The problem:
Copy each line that has the string "Cloud" somewhere in it.

Saved entries
-- start --
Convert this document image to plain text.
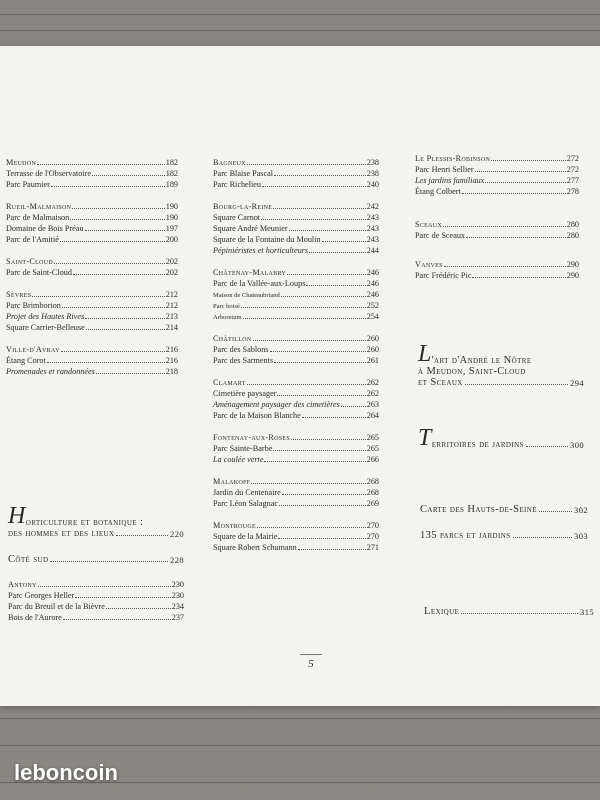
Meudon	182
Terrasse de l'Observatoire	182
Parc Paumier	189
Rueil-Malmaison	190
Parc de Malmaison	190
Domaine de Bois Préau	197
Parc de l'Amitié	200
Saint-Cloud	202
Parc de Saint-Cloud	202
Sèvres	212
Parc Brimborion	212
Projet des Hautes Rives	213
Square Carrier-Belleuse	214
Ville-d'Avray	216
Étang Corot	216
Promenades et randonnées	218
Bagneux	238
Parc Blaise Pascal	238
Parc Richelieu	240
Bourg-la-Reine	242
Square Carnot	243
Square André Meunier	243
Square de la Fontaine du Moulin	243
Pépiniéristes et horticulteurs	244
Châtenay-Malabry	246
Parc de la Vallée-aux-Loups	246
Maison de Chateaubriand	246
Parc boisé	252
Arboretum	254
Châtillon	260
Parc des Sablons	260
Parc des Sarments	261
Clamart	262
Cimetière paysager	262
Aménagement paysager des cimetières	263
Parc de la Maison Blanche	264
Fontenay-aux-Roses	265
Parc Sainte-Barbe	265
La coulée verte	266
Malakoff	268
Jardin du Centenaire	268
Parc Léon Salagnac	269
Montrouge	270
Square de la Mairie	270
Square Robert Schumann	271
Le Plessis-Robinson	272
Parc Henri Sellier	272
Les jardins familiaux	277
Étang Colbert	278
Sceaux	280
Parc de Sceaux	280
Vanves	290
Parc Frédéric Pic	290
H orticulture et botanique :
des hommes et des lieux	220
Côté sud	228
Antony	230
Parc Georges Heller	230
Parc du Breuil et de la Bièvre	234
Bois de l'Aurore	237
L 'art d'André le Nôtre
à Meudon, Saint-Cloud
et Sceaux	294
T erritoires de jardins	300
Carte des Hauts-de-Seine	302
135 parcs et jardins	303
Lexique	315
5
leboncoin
-- end --
-- start --
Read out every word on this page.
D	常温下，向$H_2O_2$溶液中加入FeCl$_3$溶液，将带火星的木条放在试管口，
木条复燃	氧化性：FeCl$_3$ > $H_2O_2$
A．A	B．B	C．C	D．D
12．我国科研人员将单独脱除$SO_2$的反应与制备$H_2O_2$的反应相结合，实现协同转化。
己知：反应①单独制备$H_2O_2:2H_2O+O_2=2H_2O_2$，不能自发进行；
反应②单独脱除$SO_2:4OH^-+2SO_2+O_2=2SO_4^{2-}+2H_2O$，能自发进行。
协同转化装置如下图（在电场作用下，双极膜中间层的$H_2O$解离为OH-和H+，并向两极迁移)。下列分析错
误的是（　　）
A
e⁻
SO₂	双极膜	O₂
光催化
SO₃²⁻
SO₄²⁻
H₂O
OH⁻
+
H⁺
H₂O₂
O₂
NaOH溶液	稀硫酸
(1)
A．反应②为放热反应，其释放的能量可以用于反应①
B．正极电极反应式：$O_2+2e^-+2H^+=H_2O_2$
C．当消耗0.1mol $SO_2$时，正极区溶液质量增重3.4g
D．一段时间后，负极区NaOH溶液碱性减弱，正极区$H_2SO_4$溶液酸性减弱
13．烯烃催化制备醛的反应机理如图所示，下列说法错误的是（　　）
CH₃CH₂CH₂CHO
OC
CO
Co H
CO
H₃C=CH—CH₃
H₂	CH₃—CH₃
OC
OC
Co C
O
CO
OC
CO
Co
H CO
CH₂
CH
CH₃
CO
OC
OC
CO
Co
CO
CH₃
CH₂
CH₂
-- end --
Full output:
Saint-Cloud	202
Parc de Saint-Cloud	202
à Meudon, Saint-Cloud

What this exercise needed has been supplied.